▸ WHAT THE EXERCISE ASKS: Scan the lines below for the word "yield". Copy each line you find it in.

▸ DATA ENTRIES:
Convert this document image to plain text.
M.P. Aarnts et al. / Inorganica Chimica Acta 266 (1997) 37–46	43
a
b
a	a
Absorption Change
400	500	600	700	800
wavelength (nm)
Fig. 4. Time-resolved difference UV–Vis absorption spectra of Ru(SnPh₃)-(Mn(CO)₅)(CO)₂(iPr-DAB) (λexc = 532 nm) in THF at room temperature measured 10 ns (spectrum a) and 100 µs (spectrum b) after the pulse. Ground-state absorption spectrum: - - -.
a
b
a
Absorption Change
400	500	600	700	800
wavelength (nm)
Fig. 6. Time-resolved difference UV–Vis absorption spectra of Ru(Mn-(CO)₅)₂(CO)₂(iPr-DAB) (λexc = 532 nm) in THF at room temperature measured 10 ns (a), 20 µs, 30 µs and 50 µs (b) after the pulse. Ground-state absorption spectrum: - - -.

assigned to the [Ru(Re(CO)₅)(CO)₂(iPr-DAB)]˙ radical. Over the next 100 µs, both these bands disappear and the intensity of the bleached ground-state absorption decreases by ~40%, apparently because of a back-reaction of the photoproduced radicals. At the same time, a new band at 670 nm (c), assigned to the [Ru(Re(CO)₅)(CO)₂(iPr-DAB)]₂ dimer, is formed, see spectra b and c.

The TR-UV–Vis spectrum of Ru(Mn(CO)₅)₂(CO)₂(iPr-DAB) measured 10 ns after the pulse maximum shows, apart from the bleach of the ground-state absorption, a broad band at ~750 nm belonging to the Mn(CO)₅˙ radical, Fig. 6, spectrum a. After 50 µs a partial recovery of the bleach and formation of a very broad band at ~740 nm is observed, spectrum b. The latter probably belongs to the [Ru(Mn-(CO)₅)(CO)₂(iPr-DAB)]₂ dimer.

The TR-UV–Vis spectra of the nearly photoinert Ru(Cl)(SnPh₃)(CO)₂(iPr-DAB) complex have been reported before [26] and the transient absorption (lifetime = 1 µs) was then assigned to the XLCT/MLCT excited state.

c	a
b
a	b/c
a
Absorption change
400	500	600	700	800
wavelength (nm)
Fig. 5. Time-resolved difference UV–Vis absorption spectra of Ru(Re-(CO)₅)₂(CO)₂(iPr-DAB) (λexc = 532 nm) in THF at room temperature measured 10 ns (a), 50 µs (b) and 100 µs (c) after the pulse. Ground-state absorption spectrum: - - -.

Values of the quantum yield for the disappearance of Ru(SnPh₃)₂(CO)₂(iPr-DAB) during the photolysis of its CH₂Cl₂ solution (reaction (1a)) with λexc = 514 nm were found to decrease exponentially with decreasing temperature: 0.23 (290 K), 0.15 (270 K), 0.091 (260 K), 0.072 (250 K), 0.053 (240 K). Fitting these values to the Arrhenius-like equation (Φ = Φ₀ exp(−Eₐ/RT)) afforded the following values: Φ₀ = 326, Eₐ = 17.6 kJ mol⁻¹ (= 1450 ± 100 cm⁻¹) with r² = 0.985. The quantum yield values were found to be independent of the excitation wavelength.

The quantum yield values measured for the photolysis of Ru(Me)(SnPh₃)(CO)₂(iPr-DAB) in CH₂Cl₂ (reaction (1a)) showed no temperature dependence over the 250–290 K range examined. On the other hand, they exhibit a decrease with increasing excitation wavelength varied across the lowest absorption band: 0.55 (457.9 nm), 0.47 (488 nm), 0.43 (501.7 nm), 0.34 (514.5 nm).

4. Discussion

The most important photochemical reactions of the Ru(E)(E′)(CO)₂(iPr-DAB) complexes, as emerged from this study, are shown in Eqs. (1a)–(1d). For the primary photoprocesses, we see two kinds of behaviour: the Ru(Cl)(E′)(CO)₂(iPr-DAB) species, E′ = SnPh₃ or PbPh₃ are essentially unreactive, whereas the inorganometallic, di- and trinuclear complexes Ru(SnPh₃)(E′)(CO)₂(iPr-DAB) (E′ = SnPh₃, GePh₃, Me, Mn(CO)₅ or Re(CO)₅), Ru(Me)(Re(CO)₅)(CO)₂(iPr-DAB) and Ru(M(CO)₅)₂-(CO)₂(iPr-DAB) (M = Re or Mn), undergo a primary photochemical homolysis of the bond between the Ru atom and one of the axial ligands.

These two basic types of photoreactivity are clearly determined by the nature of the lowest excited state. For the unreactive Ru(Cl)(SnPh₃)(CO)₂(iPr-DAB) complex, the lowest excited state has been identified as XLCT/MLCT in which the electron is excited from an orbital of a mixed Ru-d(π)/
---
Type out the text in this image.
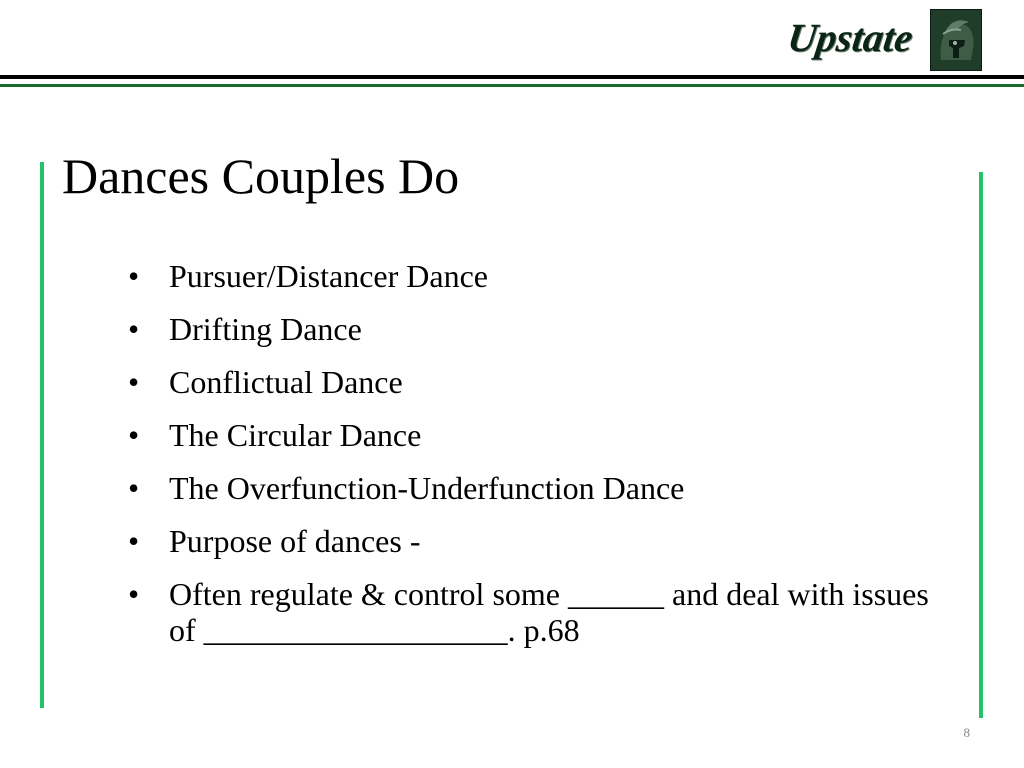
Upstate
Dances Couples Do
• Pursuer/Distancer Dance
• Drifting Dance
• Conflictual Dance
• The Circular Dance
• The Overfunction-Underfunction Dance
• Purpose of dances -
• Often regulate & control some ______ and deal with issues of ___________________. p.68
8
--
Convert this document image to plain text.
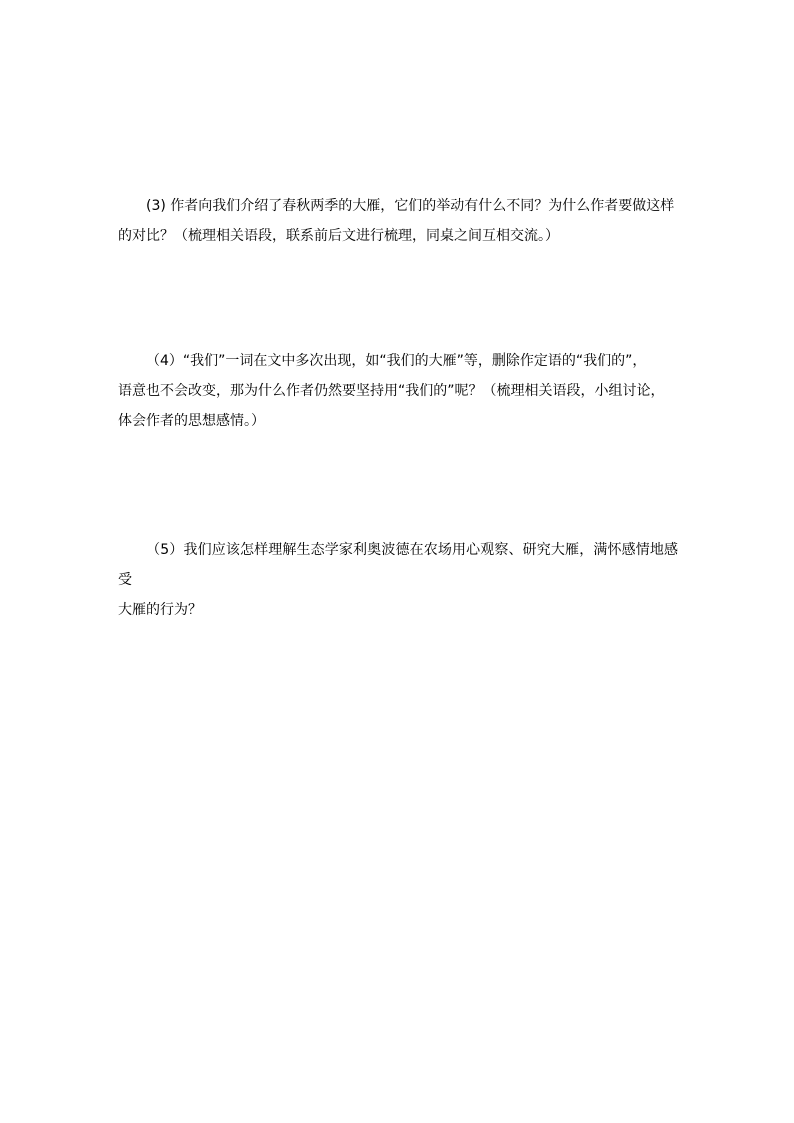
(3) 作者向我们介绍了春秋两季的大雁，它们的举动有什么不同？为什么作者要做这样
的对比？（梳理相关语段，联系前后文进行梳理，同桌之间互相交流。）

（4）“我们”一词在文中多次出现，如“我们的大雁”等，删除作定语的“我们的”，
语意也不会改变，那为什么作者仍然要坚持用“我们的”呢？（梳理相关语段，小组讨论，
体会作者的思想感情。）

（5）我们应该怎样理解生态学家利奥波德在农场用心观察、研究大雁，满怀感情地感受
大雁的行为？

▸ OUTPUT FOR THIS TASK:
Values of the quantum yield for the disappearance of Ru(SnPh₃)₂(CO)₂(iPr-DAB) during the photolysis of its CH₂Cl₂ solution (reaction (1a)) with λexc = 514 nm were found to decrease exponentially with decreasing temperature: 0.23 (290 K), 0.15 (270 K), 0.091 (260 K), 0.072 (250 K), 0.053 (240 K). Fitting these values to the Arrhenius-like equation (Φ = Φ₀ exp(−Eₐ/RT)) afforded the following values: Φ₀ = 326, Eₐ = 17.6 kJ mol⁻¹ (= 1450 ± 100 cm⁻¹) with r² = 0.985. The quantum yield values were found to be independent of the excitation wavelength.
The quantum yield values measured for the photolysis of Ru(Me)(SnPh₃)(CO)₂(iPr-DAB) in CH₂Cl₂ (reaction (1a)) showed no temperature dependence over the 250–290 K range examined. On the other hand, they exhibit a decrease with increasing excitation wavelength varied across the lowest absorption band: 0.55 (457.9 nm), 0.47 (488 nm), 0.43 (501.7 nm), 0.34 (514.5 nm).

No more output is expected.